▶ **Task instructions**: Write out the records below word for word, starting from their first line and going up to and including the line with "maximize-button[interactable] — [892, 9, 909, 26]".
━━━━━ Record extracts
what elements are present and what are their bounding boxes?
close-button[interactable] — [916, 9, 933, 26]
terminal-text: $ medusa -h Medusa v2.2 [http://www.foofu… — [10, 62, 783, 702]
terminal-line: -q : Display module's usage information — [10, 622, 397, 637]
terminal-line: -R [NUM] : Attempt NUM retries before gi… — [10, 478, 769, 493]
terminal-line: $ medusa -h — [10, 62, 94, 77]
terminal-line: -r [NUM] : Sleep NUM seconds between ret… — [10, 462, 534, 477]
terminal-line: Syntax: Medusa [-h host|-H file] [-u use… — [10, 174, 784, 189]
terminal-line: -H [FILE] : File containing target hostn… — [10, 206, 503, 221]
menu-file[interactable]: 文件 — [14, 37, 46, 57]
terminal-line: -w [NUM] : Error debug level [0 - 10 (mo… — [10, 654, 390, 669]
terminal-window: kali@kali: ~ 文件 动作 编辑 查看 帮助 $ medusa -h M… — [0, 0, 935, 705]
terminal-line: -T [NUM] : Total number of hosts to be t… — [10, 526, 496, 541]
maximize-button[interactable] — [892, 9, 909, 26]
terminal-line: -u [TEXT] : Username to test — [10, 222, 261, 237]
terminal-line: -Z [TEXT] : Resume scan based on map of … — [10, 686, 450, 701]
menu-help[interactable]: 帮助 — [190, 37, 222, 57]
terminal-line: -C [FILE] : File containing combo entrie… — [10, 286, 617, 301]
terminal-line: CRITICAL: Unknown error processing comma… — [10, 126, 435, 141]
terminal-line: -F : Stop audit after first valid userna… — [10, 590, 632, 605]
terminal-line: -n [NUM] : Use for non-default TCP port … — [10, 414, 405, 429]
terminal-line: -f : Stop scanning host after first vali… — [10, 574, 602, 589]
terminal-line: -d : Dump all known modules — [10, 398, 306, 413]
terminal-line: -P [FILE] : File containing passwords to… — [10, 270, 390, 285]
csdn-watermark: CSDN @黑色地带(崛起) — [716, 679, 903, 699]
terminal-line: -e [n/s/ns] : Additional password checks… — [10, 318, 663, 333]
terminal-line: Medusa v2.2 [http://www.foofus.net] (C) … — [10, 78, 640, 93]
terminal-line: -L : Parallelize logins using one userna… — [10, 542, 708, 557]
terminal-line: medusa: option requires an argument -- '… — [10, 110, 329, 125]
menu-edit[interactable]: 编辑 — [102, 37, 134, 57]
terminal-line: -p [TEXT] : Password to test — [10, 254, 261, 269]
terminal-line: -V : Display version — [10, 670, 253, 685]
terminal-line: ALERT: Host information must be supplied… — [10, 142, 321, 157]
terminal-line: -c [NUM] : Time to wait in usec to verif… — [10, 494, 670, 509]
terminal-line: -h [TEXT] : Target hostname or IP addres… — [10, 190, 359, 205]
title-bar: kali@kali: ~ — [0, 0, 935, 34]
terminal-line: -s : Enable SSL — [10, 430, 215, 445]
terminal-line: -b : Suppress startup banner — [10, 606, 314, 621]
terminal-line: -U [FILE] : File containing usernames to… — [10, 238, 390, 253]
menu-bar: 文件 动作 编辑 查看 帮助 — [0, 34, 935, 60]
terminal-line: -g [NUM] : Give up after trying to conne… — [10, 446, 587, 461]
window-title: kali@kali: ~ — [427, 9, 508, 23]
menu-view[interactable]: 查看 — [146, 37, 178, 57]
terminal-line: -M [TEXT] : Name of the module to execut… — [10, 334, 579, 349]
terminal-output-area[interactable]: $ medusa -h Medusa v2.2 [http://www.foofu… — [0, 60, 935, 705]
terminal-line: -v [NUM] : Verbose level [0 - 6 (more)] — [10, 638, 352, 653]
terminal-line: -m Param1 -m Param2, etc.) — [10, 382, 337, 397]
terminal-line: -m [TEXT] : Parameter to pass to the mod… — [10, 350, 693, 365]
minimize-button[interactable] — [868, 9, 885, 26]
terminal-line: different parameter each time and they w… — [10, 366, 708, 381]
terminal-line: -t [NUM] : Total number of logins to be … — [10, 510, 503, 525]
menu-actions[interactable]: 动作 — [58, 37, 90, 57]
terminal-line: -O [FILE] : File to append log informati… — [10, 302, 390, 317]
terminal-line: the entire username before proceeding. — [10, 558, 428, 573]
━━━━━━━━━━
▶ **Exercise answer**:
what elements are present and what are their bounding boxes?
close-button[interactable] — [916, 9, 933, 26]
terminal-text: $ medusa -h Medusa v2.2 [http://www.foofu… — [10, 62, 783, 702]
terminal-line: -q : Display module's usage information — [10, 622, 397, 637]
terminal-line: -R [NUM] : Attempt NUM retries before gi… — [10, 478, 769, 493]
terminal-line: $ medusa -h — [10, 62, 94, 77]
terminal-line: -r [NUM] : Sleep NUM seconds between ret… — [10, 462, 534, 477]
terminal-line: Syntax: Medusa [-h host|-H file] [-u use… — [10, 174, 784, 189]
terminal-line: -H [FILE] : File containing target hostn… — [10, 206, 503, 221]
menu-file[interactable]: 文件 — [14, 37, 46, 57]
terminal-line: -w [NUM] : Error debug level [0 - 10 (mo… — [10, 654, 390, 669]
terminal-window: kali@kali: ~ 文件 动作 编辑 查看 帮助 $ medusa -h M… — [0, 0, 935, 705]
terminal-line: -T [NUM] : Total number of hosts to be t… — [10, 526, 496, 541]
maximize-button[interactable] — [892, 9, 909, 26]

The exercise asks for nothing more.